EXERCISE =
Can you copy out the following mailing-list reply about Ubuntu upgrades in full, character for character?
====== PASSAGE PROVIDED
What David Kaiser said.

Also, whether or not using LTS releases for ubuntu, all of them update
software no matter what. I did upgrades from 6.06-7.10-8.04 on PPC and it
went flawless, and I did 8.04-8.10-9.04 on x86 and it also went flawless.

Of course snags can happen and do happen, but from what I've seen the
occurrence of that is pretty slim.

If someone chooses a rocky path, he/she must be willing to accept the
hurdles and be able to resolve the issues that come with it.

On Tue, May 5, 2009 at 5:31 PM, Randall Whitman <[email protected]>wrote:

>
> > In my mind - this is one of the most obvious advantages of using Ubuntu.
> > Whether or not you need LTS, the system still offers an automated
> > updating system, which keeps the system current - and also provides a
> > 2-or-3 click Upgrade path when a new release is available.
> >
> > If I were providing Linux-installation services, I would certainly
> > hesitate to install something (for any customer) which couldn't
> > automatically update security certificates or essential applications.
============
====== DATA EXTRACT
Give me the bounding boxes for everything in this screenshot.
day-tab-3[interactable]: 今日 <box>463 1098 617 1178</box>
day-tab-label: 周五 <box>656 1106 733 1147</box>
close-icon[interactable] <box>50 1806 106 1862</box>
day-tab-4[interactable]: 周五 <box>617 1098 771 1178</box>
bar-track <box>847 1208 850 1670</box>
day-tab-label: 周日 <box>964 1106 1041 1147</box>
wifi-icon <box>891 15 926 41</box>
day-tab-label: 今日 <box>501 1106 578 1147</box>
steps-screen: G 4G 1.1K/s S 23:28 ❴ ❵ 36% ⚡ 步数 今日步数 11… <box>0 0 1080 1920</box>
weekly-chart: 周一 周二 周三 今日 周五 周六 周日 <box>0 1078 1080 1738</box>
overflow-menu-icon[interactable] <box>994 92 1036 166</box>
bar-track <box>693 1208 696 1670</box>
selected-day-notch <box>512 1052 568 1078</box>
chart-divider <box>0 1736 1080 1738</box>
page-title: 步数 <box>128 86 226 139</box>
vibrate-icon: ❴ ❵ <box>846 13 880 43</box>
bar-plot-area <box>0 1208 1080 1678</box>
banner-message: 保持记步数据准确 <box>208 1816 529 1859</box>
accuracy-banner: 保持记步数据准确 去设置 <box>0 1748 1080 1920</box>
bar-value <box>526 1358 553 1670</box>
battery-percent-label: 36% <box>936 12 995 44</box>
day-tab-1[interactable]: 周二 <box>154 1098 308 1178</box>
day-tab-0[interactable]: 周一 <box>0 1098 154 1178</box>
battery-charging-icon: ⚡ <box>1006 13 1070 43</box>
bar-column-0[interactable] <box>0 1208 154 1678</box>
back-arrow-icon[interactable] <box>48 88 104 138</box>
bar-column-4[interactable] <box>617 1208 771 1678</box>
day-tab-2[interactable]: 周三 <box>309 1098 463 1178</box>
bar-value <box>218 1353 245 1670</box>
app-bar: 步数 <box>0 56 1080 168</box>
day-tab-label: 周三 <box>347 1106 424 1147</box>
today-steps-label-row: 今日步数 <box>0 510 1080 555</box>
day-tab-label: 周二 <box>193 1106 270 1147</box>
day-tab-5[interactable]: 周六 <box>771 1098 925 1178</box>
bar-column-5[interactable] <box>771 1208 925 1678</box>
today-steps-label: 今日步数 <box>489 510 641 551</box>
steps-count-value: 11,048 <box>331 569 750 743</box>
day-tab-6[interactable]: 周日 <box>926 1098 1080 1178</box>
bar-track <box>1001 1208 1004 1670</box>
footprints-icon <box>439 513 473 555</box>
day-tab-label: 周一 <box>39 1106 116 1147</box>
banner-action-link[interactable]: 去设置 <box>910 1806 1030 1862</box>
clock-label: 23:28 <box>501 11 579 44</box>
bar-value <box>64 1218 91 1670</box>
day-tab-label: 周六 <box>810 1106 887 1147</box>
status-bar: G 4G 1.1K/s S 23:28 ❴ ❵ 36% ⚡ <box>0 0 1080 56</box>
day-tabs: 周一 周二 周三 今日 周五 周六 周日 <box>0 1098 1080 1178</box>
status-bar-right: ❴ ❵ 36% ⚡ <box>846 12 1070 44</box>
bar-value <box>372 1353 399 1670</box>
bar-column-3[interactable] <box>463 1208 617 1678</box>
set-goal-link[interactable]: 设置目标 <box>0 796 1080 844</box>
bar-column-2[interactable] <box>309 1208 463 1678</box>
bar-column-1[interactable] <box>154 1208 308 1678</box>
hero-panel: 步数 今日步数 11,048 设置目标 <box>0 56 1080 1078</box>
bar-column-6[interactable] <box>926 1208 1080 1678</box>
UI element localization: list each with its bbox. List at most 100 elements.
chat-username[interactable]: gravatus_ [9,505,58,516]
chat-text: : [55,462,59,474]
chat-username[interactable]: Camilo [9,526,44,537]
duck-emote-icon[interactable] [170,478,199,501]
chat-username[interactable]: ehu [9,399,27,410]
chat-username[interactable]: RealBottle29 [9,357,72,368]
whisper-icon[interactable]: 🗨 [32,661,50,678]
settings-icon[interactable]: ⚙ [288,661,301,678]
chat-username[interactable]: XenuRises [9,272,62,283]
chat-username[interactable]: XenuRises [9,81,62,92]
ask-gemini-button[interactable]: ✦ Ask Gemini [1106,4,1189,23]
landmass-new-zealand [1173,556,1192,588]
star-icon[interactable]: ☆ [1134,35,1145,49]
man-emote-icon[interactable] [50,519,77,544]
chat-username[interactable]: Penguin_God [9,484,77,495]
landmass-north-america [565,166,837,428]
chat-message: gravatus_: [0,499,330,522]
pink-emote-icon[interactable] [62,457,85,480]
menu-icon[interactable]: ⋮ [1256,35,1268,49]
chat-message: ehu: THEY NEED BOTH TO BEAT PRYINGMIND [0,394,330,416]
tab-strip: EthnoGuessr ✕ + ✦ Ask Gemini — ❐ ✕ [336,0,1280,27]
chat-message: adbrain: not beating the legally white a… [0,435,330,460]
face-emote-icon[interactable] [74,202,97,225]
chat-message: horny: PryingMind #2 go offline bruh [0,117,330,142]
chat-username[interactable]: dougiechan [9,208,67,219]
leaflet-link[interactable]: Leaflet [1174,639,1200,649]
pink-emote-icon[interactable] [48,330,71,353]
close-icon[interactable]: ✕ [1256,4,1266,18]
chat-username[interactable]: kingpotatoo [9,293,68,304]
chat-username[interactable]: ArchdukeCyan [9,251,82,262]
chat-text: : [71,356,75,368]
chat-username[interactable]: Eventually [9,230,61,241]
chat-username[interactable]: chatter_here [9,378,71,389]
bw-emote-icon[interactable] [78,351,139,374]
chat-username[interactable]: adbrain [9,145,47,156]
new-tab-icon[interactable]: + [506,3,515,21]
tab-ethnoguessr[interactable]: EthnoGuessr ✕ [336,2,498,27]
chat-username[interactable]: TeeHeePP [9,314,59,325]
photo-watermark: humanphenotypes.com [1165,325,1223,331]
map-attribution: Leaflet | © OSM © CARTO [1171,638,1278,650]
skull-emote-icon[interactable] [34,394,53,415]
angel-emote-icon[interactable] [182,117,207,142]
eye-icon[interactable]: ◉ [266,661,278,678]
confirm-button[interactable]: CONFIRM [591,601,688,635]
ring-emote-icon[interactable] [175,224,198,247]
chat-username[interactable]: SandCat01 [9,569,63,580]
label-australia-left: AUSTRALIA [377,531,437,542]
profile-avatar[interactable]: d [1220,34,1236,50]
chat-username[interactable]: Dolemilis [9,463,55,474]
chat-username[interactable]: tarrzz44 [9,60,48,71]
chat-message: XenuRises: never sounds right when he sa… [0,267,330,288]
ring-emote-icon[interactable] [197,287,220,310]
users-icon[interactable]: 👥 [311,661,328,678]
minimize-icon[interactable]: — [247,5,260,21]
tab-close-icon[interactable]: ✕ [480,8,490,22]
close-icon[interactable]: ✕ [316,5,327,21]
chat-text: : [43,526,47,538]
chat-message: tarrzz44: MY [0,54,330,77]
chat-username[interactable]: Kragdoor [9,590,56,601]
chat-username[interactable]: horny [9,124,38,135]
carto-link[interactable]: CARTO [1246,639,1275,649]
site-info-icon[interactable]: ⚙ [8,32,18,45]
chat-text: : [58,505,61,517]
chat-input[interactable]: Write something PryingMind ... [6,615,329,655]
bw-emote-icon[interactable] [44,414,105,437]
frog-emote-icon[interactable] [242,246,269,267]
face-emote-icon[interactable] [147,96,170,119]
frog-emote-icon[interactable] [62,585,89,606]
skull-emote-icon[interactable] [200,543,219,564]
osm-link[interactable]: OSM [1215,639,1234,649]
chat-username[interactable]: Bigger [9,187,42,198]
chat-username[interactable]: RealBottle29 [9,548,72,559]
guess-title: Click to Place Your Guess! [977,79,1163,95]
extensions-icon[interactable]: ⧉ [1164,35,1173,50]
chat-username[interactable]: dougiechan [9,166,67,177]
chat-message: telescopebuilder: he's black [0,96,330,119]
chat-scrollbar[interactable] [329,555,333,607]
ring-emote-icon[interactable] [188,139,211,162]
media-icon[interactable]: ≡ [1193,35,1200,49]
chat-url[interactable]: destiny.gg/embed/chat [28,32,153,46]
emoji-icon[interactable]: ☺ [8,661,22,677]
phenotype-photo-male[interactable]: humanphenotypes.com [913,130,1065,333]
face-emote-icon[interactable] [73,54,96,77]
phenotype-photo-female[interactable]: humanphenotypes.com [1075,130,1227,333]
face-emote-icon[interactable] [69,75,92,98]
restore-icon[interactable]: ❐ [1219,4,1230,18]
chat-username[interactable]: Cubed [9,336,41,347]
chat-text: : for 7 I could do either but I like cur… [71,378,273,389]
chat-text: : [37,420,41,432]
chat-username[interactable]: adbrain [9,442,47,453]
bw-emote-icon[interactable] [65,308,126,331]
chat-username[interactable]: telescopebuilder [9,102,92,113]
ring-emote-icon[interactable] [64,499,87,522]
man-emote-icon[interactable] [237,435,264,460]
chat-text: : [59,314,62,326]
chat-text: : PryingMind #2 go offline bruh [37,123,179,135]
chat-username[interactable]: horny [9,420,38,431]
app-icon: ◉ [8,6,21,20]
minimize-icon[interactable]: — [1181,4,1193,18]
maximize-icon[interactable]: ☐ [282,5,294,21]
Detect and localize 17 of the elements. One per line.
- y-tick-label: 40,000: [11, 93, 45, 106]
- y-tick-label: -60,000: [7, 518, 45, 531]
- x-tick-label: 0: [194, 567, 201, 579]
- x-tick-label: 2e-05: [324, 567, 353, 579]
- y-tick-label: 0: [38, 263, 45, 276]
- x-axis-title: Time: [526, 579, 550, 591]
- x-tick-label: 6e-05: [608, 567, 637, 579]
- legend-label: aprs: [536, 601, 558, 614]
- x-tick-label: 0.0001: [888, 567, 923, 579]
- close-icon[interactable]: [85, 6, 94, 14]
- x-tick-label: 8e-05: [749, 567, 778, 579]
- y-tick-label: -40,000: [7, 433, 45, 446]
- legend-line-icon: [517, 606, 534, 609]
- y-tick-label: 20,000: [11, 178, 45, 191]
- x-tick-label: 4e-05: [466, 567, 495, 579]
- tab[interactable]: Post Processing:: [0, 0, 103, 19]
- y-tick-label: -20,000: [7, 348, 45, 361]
============
CORRECT OUTPUT =
What David Kaiser said.

Also, whether or not using LTS releases for ubuntu, all of them update
software no matter what. I did upgrades from 6.06-7.10-8.04 on PPC and it
went flawless, and I did 8.04-8.10-9.04 on x86 and it also went flawless.

Of course snags can happen and do happen, but from what I've seen the
occurrence of that is pretty slim.

If someone chooses a rocky path, he/she must be willing to accept the
hurdles and be able to resolve the issues that come with it.

On Tue, May 5, 2009 at 5:31 PM, Randall Whitman <[email protected]>wrote:

>
> > In my mind - this is one of the most obvious advantages of using Ubuntu.
> > Whether or not you need LTS, the system still offers an automated
> > updating system, which keeps the system current - and also provides a
> > 2-or-3 click Upgrade path when a new release is available.
> >
> > If I were providing Linux-installation services, I would certainly
> > hesitate to install something (for any customer) which couldn't
> > automatically update security certificates or essential applications.